> Required work:
Tally the lines that include the word "name" and reply with nothing but the total.

Rows from a figure dataset:
-*-*-

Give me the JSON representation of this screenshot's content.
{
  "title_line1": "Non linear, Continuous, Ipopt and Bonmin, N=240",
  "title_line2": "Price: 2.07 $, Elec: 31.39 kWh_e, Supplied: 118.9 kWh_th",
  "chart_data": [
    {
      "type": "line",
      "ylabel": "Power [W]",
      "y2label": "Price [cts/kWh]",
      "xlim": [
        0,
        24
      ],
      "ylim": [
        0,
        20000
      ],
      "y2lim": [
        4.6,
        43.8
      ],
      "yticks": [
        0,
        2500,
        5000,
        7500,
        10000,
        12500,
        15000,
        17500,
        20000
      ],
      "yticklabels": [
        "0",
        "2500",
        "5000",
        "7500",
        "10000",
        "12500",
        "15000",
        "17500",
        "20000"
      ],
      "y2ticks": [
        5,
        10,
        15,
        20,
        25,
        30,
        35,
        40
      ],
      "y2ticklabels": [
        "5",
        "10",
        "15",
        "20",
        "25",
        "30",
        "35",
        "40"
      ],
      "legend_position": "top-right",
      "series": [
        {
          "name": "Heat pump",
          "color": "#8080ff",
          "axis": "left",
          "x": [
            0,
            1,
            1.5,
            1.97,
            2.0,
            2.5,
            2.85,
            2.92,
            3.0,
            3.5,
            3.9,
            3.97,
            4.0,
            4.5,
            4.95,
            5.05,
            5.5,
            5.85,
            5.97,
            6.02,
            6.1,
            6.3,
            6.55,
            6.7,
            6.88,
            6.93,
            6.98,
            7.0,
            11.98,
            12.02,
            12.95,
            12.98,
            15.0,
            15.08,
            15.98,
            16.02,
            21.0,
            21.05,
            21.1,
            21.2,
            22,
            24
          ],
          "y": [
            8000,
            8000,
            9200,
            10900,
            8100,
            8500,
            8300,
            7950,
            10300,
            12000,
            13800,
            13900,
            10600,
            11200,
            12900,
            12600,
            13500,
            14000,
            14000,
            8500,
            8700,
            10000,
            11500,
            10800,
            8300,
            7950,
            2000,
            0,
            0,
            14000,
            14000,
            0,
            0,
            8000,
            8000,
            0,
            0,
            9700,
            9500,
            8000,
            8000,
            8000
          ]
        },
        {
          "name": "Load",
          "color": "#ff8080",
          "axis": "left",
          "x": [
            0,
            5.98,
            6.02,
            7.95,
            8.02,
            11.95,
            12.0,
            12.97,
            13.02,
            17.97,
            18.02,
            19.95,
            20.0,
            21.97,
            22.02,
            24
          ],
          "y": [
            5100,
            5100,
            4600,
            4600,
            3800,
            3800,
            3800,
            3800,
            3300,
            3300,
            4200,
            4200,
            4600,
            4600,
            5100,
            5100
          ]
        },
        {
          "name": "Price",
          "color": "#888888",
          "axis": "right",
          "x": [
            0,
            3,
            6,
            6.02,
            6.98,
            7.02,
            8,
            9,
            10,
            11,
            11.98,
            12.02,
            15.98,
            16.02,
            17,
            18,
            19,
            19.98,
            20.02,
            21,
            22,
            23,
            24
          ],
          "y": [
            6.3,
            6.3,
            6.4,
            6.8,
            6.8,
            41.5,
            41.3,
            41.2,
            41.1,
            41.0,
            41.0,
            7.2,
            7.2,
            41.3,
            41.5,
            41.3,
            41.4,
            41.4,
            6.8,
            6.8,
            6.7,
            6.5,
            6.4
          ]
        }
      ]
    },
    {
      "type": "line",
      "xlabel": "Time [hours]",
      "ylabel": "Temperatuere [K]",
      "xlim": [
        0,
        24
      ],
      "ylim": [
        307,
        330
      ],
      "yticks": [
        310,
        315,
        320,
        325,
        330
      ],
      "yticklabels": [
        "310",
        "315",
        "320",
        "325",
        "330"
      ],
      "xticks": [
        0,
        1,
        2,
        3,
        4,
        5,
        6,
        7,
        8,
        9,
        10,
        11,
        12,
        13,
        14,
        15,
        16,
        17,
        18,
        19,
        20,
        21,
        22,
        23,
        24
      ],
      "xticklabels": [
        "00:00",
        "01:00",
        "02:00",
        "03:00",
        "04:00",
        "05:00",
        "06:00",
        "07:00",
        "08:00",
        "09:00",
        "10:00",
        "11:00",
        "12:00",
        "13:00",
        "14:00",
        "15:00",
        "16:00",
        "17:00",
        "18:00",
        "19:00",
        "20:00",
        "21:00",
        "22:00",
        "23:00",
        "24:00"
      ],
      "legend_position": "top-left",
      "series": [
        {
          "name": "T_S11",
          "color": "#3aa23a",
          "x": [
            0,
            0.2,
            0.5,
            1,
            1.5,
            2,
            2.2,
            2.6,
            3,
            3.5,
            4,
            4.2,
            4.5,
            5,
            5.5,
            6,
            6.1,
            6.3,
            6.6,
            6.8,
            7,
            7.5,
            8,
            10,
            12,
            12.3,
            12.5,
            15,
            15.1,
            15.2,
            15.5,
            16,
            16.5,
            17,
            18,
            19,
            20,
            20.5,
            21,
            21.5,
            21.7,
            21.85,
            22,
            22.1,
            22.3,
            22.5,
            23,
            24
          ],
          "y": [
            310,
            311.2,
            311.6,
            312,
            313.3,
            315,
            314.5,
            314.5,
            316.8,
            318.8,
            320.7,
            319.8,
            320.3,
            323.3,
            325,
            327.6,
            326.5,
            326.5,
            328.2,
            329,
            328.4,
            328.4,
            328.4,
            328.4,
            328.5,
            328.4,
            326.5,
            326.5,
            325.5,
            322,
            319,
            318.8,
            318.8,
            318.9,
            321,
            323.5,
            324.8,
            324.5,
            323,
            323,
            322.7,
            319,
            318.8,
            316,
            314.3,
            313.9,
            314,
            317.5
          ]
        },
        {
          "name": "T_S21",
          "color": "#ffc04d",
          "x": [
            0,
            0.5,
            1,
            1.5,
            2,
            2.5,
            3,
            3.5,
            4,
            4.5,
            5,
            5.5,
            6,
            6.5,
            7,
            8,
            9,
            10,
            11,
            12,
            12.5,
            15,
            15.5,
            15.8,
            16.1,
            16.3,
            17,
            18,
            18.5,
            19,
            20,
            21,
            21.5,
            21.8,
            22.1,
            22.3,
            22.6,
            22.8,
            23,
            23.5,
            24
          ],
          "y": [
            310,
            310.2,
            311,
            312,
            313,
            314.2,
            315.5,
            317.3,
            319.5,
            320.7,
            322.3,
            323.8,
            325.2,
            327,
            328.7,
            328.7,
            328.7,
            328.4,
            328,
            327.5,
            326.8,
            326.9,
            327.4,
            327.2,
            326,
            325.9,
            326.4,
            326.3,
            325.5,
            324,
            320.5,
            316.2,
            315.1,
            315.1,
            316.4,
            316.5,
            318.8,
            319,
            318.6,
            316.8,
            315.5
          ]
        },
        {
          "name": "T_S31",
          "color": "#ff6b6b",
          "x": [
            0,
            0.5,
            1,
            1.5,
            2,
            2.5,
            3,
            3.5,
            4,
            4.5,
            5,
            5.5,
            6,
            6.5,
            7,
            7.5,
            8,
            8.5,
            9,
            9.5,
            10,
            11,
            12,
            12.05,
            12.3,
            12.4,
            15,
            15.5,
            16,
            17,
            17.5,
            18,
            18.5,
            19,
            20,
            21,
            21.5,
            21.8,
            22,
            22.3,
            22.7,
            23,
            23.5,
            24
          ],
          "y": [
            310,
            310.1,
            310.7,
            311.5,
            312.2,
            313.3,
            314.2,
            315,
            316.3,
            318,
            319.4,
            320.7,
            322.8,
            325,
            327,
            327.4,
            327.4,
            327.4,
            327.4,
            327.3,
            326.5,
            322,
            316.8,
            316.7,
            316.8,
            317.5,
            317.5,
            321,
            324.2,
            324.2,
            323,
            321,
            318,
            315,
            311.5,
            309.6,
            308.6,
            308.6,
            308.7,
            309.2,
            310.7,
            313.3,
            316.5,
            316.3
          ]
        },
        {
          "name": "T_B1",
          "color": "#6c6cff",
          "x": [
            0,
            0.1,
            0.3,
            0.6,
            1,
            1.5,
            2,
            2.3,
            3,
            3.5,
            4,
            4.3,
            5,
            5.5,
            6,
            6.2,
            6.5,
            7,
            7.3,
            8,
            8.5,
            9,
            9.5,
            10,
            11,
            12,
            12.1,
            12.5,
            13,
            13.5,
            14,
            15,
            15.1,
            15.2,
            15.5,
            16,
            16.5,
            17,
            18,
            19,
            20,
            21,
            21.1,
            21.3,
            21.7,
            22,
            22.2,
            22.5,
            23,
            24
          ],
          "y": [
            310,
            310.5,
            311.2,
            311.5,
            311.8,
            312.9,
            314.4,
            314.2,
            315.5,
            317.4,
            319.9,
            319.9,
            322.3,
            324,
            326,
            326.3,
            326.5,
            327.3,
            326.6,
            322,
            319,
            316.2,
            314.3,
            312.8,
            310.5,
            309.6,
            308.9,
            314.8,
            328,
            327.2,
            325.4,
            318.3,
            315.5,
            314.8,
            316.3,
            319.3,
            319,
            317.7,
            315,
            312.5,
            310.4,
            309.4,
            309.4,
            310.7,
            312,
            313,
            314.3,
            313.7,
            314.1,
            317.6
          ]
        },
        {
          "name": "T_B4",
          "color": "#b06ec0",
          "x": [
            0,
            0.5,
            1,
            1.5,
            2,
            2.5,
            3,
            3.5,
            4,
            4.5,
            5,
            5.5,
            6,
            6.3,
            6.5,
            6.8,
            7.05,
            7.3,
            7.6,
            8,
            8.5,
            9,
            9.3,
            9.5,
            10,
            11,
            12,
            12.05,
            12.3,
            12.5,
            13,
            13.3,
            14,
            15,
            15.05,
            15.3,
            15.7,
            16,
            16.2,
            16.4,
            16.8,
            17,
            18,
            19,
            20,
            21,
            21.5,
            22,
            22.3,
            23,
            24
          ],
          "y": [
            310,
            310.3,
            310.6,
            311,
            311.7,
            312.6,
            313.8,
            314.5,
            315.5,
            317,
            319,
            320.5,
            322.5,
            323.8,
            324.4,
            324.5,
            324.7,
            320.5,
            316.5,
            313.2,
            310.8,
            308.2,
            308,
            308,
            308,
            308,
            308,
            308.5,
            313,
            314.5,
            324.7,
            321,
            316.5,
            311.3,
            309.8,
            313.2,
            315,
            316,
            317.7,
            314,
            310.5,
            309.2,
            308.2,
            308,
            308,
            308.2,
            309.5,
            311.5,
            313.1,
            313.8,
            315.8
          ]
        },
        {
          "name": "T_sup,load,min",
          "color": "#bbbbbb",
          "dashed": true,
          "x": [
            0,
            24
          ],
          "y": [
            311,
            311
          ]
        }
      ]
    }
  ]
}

-*-*-

> Task response:
9